To do => Track down every line below that holds "name" and copy it.

Material shown =>

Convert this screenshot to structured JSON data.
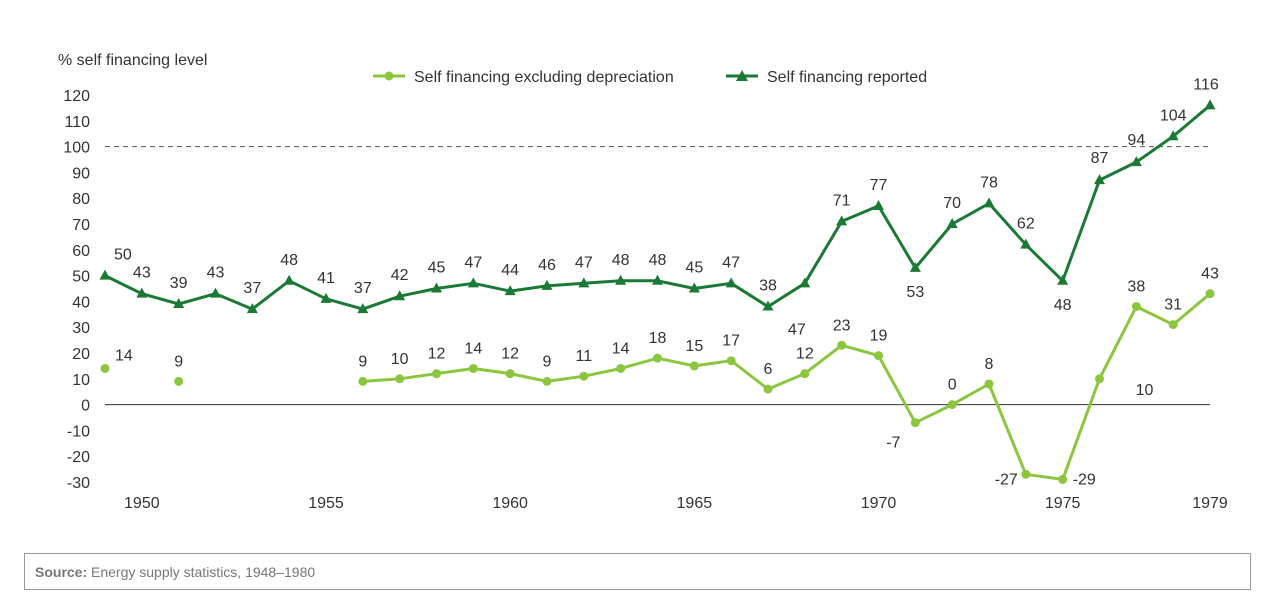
{
  "chart_data": {
    "type": "line",
    "ylabel": "% self financing level",
    "ylim": [
      -30,
      120
    ],
    "yticks": [
      -30,
      -20,
      -10,
      0,
      10,
      20,
      30,
      40,
      50,
      60,
      70,
      80,
      90,
      100,
      110,
      120
    ],
    "xlim": [
      1949,
      1979
    ],
    "xticks": [
      1950,
      1955,
      1960,
      1965,
      1970,
      1975,
      1979
    ],
    "reference_line": {
      "y": 100,
      "style": "dashed"
    },
    "legend_position": "top-center",
    "series": [
      {
        "name": "Self financing excluding depreciation",
        "color": "#8CC63F",
        "marker": "circle",
        "x": [
          1949,
          1951,
          1956,
          1957,
          1958,
          1959,
          1960,
          1961,
          1962,
          1963,
          1964,
          1965,
          1966,
          1967,
          1968,
          1969,
          1970,
          1971,
          1972,
          1973,
          1974,
          1975,
          1976,
          1977,
          1978,
          1979
        ],
        "y": [
          14,
          9,
          9,
          10,
          12,
          14,
          12,
          9,
          11,
          14,
          18,
          15,
          17,
          6,
          12,
          23,
          19,
          -7,
          0,
          8,
          -27,
          -29,
          10,
          38,
          31,
          43
        ],
        "connect": [
          false,
          false,
          true,
          true,
          true,
          true,
          true,
          true,
          true,
          true,
          true,
          true,
          true,
          true,
          true,
          true,
          true,
          true,
          true,
          true,
          true,
          true,
          true,
          true,
          true,
          true
        ]
      },
      {
        "name": "Self financing reported",
        "color": "#1A7A35",
        "marker": "triangle",
        "x": [
          1949,
          1950,
          1951,
          1952,
          1953,
          1954,
          1955,
          1956,
          1957,
          1958,
          1959,
          1960,
          1961,
          1962,
          1963,
          1964,
          1965,
          1966,
          1967,
          1968,
          1969,
          1970,
          1971,
          1972,
          1973,
          1974,
          1975,
          1976,
          1977,
          1978,
          1979
        ],
        "y": [
          50,
          43,
          39,
          43,
          37,
          48,
          41,
          37,
          42,
          45,
          47,
          44,
          46,
          47,
          48,
          48,
          45,
          47,
          38,
          47,
          71,
          77,
          53,
          70,
          78,
          62,
          48,
          87,
          94,
          104,
          116
        ]
      }
    ]
  },
  "source": {
    "label": "Source:",
    "text": "Energy supply statistics, 1948–1980"
  }
}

Output of the task =>
        "name": "Self financing excluding depreciation",
        "name": "Self financing reported",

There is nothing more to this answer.